= IHRE AUFGABE =
Wiederholen Sie den unten stehenden Text zur Verlinkung frei zugänglicher Online-Veröffentlichungen vollständig und wortgetreu.

Technische Schutzmaßnahmen begrenzen das Publikum
Bei solchen Online-Veröffentlichungen ohne Zugangsbeschränkungen macht es aber keinen Unterschied, ob die Website, über die erstmals die Veröffentlichung im Internet erfolgte, direkt besucht wird oder die Werke indirekt über eine Verlinkung eigesehen werden. Das erreichbare Publikum bleibt dasselbe. Anders gesagt: Was bereits auf einer Website frei zugänglich ist, kann durch eine Verlinkung oder ein Framing auf einer anderen Website keinem neuen Publikum mehr zugänglich gemacht werden.

Daten zur Analyse des Seitenlayouts:
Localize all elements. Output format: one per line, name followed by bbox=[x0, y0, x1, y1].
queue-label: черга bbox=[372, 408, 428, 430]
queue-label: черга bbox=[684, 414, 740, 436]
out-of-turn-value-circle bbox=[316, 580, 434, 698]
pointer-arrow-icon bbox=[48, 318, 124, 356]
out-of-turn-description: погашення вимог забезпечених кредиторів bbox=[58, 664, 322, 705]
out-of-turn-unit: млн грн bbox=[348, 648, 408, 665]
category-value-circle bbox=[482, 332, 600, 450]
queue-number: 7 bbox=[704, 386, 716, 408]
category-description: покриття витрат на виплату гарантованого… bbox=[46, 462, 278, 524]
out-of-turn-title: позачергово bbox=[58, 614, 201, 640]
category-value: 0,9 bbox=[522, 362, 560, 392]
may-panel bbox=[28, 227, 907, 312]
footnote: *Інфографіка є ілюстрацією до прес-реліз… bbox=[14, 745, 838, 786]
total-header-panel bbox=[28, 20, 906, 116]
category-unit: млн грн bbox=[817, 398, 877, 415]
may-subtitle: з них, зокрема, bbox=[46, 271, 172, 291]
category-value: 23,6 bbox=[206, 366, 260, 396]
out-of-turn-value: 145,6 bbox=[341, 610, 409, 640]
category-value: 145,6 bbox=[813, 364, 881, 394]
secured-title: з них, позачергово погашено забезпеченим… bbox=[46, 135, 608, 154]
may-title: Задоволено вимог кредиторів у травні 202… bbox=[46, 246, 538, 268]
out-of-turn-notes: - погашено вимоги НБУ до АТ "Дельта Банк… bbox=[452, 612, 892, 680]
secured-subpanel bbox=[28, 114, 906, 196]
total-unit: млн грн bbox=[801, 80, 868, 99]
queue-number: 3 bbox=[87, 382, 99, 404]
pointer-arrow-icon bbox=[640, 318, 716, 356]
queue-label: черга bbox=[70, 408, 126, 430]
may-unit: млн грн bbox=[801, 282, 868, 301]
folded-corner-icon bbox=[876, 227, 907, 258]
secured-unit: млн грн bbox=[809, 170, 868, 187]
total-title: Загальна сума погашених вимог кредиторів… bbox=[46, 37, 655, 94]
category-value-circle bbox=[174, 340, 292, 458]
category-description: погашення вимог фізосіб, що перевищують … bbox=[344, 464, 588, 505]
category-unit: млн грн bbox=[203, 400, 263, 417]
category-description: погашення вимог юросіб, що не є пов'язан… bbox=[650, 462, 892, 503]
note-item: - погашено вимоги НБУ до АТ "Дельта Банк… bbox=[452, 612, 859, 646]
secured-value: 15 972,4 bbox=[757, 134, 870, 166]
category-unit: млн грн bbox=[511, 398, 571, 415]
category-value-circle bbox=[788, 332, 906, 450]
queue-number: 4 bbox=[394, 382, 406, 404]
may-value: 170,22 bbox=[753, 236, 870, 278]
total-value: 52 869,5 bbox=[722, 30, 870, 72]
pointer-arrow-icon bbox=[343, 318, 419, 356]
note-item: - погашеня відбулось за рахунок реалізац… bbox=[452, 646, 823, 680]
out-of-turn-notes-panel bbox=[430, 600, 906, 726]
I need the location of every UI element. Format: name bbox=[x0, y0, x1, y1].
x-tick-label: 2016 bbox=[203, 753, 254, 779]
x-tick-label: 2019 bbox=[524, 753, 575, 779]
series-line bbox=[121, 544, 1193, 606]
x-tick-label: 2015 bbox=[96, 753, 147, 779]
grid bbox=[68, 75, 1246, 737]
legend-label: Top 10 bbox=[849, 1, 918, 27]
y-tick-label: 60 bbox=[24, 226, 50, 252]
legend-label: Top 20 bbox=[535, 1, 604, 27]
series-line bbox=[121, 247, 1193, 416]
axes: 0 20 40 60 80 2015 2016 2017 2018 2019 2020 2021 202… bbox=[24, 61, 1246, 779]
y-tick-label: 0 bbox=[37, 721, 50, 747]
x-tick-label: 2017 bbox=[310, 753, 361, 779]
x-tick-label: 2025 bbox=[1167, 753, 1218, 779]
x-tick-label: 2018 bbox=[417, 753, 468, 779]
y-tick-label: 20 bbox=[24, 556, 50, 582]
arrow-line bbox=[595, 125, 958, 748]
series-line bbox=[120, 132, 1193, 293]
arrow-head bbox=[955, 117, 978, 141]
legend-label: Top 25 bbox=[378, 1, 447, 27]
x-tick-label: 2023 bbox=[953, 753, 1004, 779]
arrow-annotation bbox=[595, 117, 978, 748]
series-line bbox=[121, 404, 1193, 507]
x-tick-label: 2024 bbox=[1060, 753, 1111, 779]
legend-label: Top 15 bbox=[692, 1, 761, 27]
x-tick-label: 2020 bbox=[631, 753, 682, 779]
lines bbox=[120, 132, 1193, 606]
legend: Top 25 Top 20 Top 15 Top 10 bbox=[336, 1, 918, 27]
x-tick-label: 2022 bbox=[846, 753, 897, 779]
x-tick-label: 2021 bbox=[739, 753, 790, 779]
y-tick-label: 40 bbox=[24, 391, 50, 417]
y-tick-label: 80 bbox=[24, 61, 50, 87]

= ERGEBNIS DER AUFGABE =
Technische Schutzmaßnahmen begrenzen das Publikum
Bei solchen Online-Veröffentlichungen ohne Zugangsbeschränkungen macht es aber keinen Unterschied, ob die Website, über die erstmals die Veröffentlichung im Internet erfolgte, direkt besucht wird oder die Werke indirekt über eine Verlinkung eigesehen werden. Das erreichbare Publikum bleibt dasselbe. Anders gesagt: Was bereits auf einer Website frei zugänglich ist, kann durch eine Verlinkung oder ein Framing auf einer anderen Website keinem neuen Publikum mehr zugänglich gemacht werden.